● **WHAT IS EXPECTED**
Exactly as given, repeat all of the entries.

[Lines of data]

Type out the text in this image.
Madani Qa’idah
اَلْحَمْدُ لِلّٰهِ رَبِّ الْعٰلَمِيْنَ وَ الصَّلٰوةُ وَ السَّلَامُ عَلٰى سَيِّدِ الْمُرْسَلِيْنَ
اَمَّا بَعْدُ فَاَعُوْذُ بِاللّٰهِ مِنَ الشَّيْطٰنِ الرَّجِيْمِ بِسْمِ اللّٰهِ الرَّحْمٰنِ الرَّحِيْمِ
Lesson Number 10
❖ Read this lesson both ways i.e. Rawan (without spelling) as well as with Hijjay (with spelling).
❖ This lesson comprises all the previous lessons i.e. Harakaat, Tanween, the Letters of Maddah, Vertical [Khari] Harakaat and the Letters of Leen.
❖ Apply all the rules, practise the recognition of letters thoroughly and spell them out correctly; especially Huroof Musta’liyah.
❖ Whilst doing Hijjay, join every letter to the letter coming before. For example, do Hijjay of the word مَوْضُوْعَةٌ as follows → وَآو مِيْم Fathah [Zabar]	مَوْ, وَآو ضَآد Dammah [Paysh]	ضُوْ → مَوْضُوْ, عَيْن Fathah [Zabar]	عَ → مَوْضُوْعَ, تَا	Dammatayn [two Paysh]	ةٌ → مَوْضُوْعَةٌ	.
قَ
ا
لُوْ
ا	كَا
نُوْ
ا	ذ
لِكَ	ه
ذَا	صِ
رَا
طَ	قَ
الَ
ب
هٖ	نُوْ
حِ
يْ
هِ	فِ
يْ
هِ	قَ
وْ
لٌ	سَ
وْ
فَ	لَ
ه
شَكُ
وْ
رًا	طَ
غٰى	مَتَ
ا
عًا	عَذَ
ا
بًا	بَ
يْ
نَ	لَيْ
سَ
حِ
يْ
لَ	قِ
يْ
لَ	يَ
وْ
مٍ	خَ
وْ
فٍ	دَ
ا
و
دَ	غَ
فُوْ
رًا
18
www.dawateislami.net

● **WORKED ANSWER**
Type out the text in this image.
Madani Qa’idah
اَلْحَمْدُ لِلّٰهِ رَبِّ الْعٰلَمِيْنَ وَ الصَّلٰوةُ وَ السَّلَامُ عَلٰى سَيِّدِ الْمُرْسَلِيْنَ
اَمَّا بَعْدُ فَاَعُوْذُ بِاللّٰهِ مِنَ الشَّيْطٰنِ الرَّجِيْمِ بِسْمِ اللّٰهِ الرَّحْمٰنِ الرَّحِيْمِ
Lesson Number 10
❖ Read this lesson both ways i.e. Rawan (without spelling) as well as with Hijjay (with spelling).
❖ This lesson comprises all the previous lessons i.e. Harakaat, Tanween, the Letters of Maddah, Vertical [Khari] Harakaat and the Letters of Leen.
❖ Apply all the rules, practise the recognition of letters thoroughly and spell them out correctly; especially Huroof Musta’liyah.
❖ Whilst doing Hijjay, join every letter to the letter coming before. For example, do Hijjay of the word مَوْضُوْعَةٌ as follows → وَآو مِيْم Fathah [Zabar]	مَوْ, وَآو ضَآد Dammah [Paysh]	ضُوْ → مَوْضُوْ, عَيْن Fathah [Zabar]	عَ → مَوْضُوْعَ, تَا	Dammatayn [two Paysh]	ةٌ → مَوْضُوْعَةٌ	.
قَ
ا
لُوْ
ا	كَا
نُوْ
ا	ذ
لِكَ	ه
ذَا	صِ
رَا
طَ	قَ
الَ
ب
هٖ	نُوْ
حِ
يْ
هِ	فِ
يْ
هِ	قَ
وْ
لٌ	سَ
وْ
فَ	لَ
ه
شَكُ
وْ
رًا	طَ
غٰى	مَتَ
ا
عًا	عَذَ
ا
بًا	بَ
يْ
نَ	لَيْ
سَ
حِ
يْ
لَ	قِ
يْ
لَ	يَ
وْ
مٍ	خَ
وْ
فٍ	دَ
ا
و
دَ	غَ
فُوْ
رًا
18
www.dawateislami.net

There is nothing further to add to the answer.